**** Records for the exercise

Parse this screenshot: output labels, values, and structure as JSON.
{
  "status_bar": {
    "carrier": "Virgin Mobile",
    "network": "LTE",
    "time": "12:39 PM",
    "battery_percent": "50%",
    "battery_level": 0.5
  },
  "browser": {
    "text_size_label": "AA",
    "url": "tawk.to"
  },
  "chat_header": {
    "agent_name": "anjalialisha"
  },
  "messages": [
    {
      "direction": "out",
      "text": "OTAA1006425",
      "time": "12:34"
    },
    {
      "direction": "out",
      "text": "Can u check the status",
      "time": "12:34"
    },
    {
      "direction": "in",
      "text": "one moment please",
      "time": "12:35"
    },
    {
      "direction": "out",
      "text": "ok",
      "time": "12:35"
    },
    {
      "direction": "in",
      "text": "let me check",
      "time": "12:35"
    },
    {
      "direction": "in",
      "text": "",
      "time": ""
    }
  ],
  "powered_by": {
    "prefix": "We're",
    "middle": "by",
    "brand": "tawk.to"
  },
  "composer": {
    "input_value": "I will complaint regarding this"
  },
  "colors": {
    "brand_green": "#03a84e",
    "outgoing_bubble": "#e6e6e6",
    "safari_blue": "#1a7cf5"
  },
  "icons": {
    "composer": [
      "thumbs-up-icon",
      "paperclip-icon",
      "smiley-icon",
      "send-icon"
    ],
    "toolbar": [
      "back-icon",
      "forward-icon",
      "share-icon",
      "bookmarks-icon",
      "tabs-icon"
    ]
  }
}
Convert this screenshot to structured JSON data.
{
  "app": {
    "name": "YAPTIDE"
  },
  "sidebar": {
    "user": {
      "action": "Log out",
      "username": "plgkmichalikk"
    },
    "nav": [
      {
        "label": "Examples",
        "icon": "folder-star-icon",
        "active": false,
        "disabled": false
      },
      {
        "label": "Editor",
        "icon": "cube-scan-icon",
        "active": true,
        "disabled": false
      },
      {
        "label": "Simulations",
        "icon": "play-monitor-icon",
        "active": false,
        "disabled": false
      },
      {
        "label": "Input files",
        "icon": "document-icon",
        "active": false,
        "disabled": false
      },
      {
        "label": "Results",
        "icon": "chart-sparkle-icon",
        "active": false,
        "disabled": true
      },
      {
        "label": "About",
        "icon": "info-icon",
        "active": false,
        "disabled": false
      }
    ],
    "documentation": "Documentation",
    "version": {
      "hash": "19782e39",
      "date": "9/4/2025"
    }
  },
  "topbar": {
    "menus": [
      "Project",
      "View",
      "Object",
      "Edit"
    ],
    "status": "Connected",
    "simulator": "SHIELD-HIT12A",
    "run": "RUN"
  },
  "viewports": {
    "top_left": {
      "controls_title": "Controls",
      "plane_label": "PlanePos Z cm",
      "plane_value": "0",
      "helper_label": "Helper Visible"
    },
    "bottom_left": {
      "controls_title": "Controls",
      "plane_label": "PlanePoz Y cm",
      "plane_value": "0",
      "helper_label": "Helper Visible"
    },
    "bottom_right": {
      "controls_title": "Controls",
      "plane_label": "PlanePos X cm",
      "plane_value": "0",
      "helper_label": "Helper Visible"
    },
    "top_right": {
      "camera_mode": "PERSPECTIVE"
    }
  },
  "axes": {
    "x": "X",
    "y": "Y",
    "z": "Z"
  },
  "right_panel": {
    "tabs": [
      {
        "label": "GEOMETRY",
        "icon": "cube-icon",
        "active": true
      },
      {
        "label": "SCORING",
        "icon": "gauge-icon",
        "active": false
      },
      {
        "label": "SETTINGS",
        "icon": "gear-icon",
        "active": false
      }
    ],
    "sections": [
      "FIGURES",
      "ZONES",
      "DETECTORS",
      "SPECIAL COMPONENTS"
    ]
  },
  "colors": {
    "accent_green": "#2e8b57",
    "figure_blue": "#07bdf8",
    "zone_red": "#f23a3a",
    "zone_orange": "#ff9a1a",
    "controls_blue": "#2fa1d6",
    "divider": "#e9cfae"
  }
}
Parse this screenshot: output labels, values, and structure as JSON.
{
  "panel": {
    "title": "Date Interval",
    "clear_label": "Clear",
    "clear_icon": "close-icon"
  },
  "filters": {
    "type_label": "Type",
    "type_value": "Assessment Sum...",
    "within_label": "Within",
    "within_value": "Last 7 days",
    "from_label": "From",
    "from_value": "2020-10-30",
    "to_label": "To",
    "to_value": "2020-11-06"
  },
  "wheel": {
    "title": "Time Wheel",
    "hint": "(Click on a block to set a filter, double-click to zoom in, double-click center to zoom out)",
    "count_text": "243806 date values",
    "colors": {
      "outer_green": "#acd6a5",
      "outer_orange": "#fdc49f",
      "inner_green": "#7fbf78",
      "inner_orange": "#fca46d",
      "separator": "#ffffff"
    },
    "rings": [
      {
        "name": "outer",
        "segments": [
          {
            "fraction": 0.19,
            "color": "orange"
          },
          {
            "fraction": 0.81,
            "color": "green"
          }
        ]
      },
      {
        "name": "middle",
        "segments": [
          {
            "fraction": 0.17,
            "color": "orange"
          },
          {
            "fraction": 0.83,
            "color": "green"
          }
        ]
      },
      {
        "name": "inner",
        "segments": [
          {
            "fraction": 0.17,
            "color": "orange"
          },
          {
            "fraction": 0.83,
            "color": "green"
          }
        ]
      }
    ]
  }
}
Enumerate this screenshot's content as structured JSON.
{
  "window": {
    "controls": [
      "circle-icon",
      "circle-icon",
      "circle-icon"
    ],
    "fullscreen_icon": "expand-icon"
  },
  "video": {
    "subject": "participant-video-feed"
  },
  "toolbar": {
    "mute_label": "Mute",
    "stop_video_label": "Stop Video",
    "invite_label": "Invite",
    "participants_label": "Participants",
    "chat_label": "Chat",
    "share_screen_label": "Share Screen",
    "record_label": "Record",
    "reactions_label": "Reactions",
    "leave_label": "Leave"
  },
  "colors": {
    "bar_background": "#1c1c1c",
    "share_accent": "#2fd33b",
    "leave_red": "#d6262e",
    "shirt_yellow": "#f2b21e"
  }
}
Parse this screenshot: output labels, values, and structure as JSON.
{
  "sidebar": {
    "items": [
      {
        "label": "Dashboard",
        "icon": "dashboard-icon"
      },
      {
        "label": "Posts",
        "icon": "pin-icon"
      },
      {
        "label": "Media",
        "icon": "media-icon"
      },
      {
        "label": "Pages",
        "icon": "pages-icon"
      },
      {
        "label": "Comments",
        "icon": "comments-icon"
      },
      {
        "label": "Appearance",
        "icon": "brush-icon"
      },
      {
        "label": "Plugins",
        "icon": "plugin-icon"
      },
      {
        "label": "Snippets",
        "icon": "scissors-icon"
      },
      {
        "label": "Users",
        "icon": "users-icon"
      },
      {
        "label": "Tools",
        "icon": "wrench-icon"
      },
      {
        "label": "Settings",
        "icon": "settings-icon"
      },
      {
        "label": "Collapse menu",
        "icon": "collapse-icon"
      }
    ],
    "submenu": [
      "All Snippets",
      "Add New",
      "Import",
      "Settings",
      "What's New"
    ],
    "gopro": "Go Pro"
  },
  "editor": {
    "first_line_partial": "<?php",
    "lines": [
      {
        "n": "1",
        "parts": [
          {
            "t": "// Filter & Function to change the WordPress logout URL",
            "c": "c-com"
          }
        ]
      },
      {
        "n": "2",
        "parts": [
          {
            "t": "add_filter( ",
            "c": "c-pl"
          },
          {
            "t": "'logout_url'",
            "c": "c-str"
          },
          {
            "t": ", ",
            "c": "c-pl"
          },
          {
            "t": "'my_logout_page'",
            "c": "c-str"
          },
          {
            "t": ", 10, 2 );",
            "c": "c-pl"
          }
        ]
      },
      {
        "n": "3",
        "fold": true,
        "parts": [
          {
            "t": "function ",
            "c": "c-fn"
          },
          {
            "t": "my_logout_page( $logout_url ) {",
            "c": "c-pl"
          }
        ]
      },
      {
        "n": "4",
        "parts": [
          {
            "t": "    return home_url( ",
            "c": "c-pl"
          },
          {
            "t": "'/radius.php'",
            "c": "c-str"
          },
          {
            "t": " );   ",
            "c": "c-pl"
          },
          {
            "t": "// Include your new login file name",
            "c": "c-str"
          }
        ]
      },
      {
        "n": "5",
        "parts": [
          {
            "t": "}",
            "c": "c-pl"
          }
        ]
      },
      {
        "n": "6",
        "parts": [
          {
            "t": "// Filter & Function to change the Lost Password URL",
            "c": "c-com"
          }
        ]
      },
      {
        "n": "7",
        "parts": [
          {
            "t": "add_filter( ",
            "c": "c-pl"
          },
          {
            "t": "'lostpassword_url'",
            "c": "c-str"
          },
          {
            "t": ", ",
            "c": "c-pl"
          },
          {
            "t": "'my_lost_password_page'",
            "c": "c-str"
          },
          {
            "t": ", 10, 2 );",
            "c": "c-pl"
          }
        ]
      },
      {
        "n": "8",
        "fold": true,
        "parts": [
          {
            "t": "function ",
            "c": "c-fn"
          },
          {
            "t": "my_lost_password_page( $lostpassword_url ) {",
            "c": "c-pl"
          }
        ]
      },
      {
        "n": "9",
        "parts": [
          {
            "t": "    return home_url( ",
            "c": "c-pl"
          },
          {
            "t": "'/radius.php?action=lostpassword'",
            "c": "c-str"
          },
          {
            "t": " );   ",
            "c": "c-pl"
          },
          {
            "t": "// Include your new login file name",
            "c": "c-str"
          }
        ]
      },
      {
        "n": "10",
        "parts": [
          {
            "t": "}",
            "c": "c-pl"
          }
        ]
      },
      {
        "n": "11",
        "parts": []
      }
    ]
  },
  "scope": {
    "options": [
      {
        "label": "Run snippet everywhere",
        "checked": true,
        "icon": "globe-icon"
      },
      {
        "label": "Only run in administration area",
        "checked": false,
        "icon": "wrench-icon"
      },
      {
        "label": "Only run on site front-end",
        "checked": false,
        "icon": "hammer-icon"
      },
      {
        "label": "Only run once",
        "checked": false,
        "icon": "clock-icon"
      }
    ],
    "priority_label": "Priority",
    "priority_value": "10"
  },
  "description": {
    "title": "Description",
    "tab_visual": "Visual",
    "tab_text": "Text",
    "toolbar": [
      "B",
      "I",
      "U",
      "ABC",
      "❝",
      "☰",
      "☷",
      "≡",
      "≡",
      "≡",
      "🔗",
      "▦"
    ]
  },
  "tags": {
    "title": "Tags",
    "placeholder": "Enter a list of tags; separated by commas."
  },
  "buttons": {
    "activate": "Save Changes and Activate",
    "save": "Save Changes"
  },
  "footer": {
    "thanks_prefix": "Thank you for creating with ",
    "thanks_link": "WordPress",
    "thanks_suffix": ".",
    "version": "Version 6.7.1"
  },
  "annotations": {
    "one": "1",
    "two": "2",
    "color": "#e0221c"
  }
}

********

_The problem_
Every line containing the string "radius" must be listed.

_The solution_
            "t": "'/radius.php'",
            "t": "'/radius.php?action=lostpassword'",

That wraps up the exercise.